>> BEGIN SOURCE MATERIAL

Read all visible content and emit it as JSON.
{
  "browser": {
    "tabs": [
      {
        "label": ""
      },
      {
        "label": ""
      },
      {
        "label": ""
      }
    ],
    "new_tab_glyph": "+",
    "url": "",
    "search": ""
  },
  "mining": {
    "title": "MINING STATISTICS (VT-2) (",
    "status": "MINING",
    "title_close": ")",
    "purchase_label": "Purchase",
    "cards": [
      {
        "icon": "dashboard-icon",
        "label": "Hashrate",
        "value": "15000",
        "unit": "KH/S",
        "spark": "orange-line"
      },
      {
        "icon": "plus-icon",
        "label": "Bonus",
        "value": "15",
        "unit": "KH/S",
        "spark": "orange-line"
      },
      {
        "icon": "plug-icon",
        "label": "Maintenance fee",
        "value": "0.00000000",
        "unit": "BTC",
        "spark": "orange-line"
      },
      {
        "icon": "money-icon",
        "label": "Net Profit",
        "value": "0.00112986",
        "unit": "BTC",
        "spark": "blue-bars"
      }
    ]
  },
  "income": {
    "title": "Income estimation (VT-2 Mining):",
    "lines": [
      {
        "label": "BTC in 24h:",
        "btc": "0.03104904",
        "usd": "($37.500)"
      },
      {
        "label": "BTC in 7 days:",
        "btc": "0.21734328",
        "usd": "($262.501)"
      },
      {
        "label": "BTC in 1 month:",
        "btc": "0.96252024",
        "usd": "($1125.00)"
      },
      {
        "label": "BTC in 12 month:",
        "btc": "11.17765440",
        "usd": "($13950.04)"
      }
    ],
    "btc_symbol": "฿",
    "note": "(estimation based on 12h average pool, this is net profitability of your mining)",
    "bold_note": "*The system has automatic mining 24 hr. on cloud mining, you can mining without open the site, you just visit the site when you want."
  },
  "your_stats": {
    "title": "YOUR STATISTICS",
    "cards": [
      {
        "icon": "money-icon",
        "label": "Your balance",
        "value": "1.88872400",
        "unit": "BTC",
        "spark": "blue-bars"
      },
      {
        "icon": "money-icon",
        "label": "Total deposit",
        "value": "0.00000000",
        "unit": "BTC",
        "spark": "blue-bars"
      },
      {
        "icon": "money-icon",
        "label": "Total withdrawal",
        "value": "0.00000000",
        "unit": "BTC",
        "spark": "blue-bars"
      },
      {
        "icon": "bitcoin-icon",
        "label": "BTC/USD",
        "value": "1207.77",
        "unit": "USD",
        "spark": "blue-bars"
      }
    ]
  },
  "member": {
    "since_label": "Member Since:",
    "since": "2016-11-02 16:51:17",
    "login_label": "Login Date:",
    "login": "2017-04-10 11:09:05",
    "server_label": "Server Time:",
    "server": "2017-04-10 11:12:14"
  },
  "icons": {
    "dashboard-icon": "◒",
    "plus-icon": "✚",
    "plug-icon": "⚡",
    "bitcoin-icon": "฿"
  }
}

>> END SOURCE MATERIAL

EXERCISE GOAL:
Copy out all of the lines above exactly.

THE OUTPUT:
Read all visible content and emit it as JSON.
{
  "browser": {
    "tabs": [
      {
        "label": ""
      },
      {
        "label": ""
      },
      {
        "label": ""
      }
    ],
    "new_tab_glyph": "+",
    "url": "",
    "search": ""
  },
  "mining": {
    "title": "MINING STATISTICS (VT-2) (",
    "status": "MINING",
    "title_close": ")",
    "purchase_label": "Purchase",
    "cards": [
      {
        "icon": "dashboard-icon",
        "label": "Hashrate",
        "value": "15000",
        "unit": "KH/S",
        "spark": "orange-line"
      },
      {
        "icon": "plus-icon",
        "label": "Bonus",
        "value": "15",
        "unit": "KH/S",
        "spark": "orange-line"
      },
      {
        "icon": "plug-icon",
        "label": "Maintenance fee",
        "value": "0.00000000",
        "unit": "BTC",
        "spark": "orange-line"
      },
      {
        "icon": "money-icon",
        "label": "Net Profit",
        "value": "0.00112986",
        "unit": "BTC",
        "spark": "blue-bars"
      }
    ]
  },
  "income": {
    "title": "Income estimation (VT-2 Mining):",
    "lines": [
      {
        "label": "BTC in 24h:",
        "btc": "0.03104904",
        "usd": "($37.500)"
      },
      {
        "label": "BTC in 7 days:",
        "btc": "0.21734328",
        "usd": "($262.501)"
      },
      {
        "label": "BTC in 1 month:",
        "btc": "0.96252024",
        "usd": "($1125.00)"
      },
      {
        "label": "BTC in 12 month:",
        "btc": "11.17765440",
        "usd": "($13950.04)"
      }
    ],
    "btc_symbol": "฿",
    "note": "(estimation based on 12h average pool, this is net profitability of your mining)",
    "bold_note": "*The system has automatic mining 24 hr. on cloud mining, you can mining without open the site, you just visit the site when you want."
  },
  "your_stats": {
    "title": "YOUR STATISTICS",
    "cards": [
      {
        "icon": "money-icon",
        "label": "Your balance",
        "value": "1.88872400",
        "unit": "BTC",
        "spark": "blue-bars"
      },
      {
        "icon": "money-icon",
        "label": "Total deposit",
        "value": "0.00000000",
        "unit": "BTC",
        "spark": "blue-bars"
      },
      {
        "icon": "money-icon",
        "label": "Total withdrawal",
        "value": "0.00000000",
        "unit": "BTC",
        "spark": "blue-bars"
      },
      {
        "icon": "bitcoin-icon",
        "label": "BTC/USD",
        "value": "1207.77",
        "unit": "USD",
        "spark": "blue-bars"
      }
    ]
  },
  "member": {
    "since_label": "Member Since:",
    "since": "2016-11-02 16:51:17",
    "login_label": "Login Date:",
    "login": "2017-04-10 11:09:05",
    "server_label": "Server Time:",
    "server": "2017-04-10 11:12:14"
  },
  "icons": {
    "dashboard-icon": "◒",
    "plus-icon": "✚",
    "plug-icon": "⚡",
    "bitcoin-icon": "฿"
  }
}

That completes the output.